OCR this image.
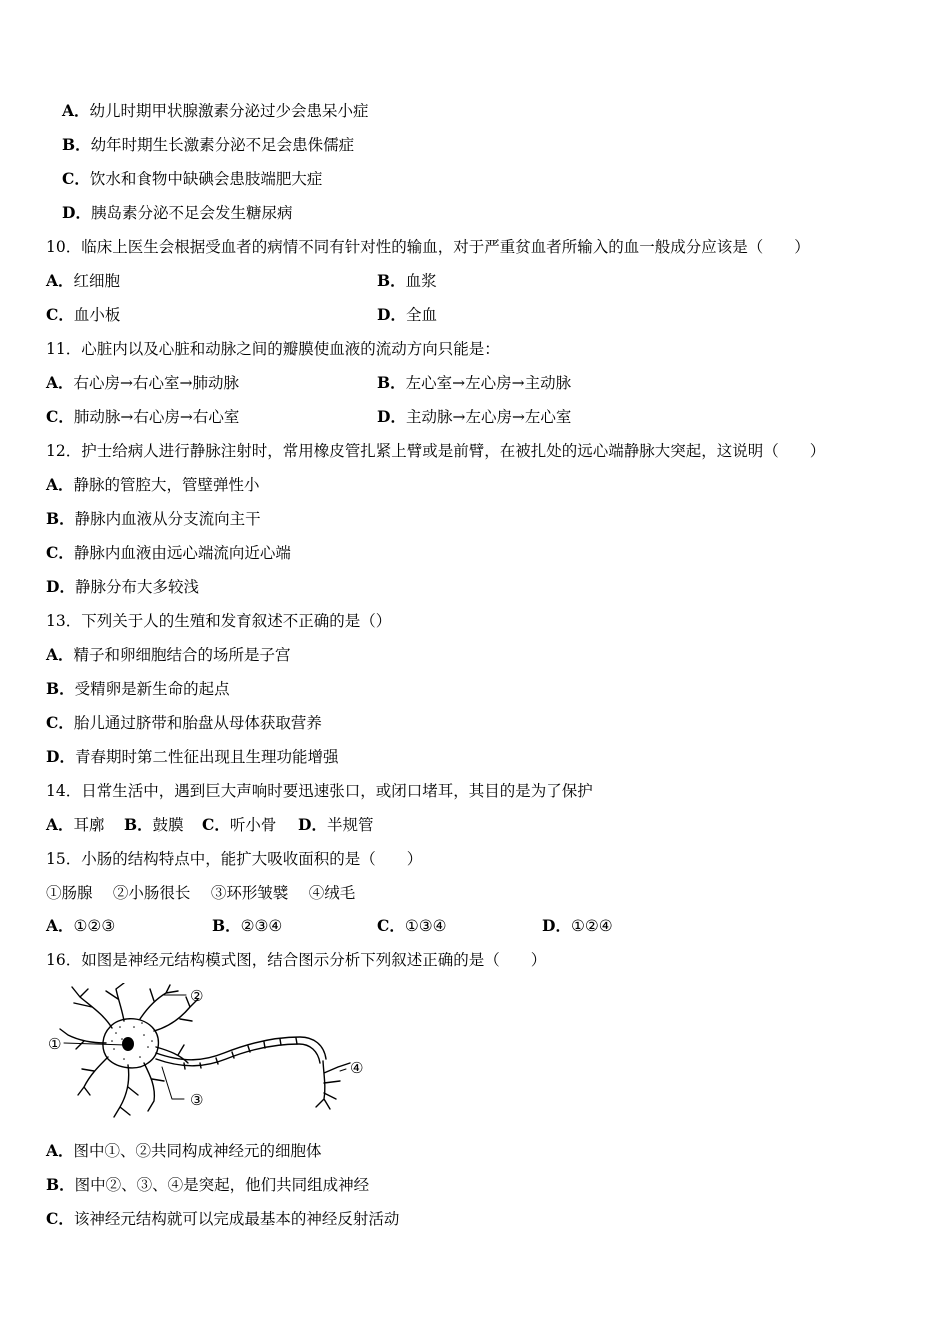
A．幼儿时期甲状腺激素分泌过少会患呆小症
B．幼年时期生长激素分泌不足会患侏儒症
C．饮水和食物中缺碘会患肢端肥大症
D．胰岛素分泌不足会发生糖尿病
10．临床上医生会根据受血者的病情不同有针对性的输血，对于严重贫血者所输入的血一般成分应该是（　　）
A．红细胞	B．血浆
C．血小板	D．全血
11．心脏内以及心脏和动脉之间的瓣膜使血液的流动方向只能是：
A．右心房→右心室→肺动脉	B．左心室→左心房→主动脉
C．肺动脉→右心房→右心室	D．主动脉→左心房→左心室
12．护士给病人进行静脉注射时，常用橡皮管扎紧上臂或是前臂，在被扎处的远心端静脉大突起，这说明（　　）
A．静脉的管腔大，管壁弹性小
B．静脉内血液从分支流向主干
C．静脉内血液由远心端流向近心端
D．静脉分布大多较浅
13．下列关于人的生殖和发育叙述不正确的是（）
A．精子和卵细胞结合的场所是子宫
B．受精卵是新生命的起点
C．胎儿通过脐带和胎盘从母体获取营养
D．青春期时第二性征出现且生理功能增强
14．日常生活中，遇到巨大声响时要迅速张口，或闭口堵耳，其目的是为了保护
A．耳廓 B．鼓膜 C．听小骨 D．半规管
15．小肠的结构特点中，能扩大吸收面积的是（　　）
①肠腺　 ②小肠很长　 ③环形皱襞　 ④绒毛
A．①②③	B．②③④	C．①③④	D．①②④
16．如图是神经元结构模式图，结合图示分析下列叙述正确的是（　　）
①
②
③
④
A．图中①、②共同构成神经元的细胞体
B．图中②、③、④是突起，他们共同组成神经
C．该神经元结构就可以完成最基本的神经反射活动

== Given problem ==
Transcribe every entry word for word, but omit the pictures.

== Solution to this problem ==
OCR this image.
A．幼儿时期甲状腺激素分泌过少会患呆小症
B．幼年时期生长激素分泌不足会患侏儒症
C．饮水和食物中缺碘会患肢端肥大症
D．胰岛素分泌不足会发生糖尿病
10．临床上医生会根据受血者的病情不同有针对性的输血，对于严重贫血者所输入的血一般成分应该是（　　）
A．红细胞	B．血浆
C．血小板	D．全血
11．心脏内以及心脏和动脉之间的瓣膜使血液的流动方向只能是：
A．右心房→右心室→肺动脉	B．左心室→左心房→主动脉
C．肺动脉→右心房→右心室	D．主动脉→左心房→左心室
12．护士给病人进行静脉注射时，常用橡皮管扎紧上臂或是前臂，在被扎处的远心端静脉大突起，这说明（　　）
A．静脉的管腔大，管壁弹性小
B．静脉内血液从分支流向主干
C．静脉内血液由远心端流向近心端
D．静脉分布大多较浅
13．下列关于人的生殖和发育叙述不正确的是（）
A．精子和卵细胞结合的场所是子宫
B．受精卵是新生命的起点
C．胎儿通过脐带和胎盘从母体获取营养
D．青春期时第二性征出现且生理功能增强
14．日常生活中，遇到巨大声响时要迅速张口，或闭口堵耳，其目的是为了保护
A．耳廓 B．鼓膜 C．听小骨 D．半规管
15．小肠的结构特点中，能扩大吸收面积的是（　　）
①肠腺　 ②小肠很长　 ③环形皱襞　 ④绒毛
A．①②③	B．②③④	C．①③④	D．①②④
16．如图是神经元结构模式图，结合图示分析下列叙述正确的是（　　）
①
②
③
④
A．图中①、②共同构成神经元的细胞体
B．图中②、③、④是突起，他们共同组成神经
C．该神经元结构就可以完成最基本的神经反射活动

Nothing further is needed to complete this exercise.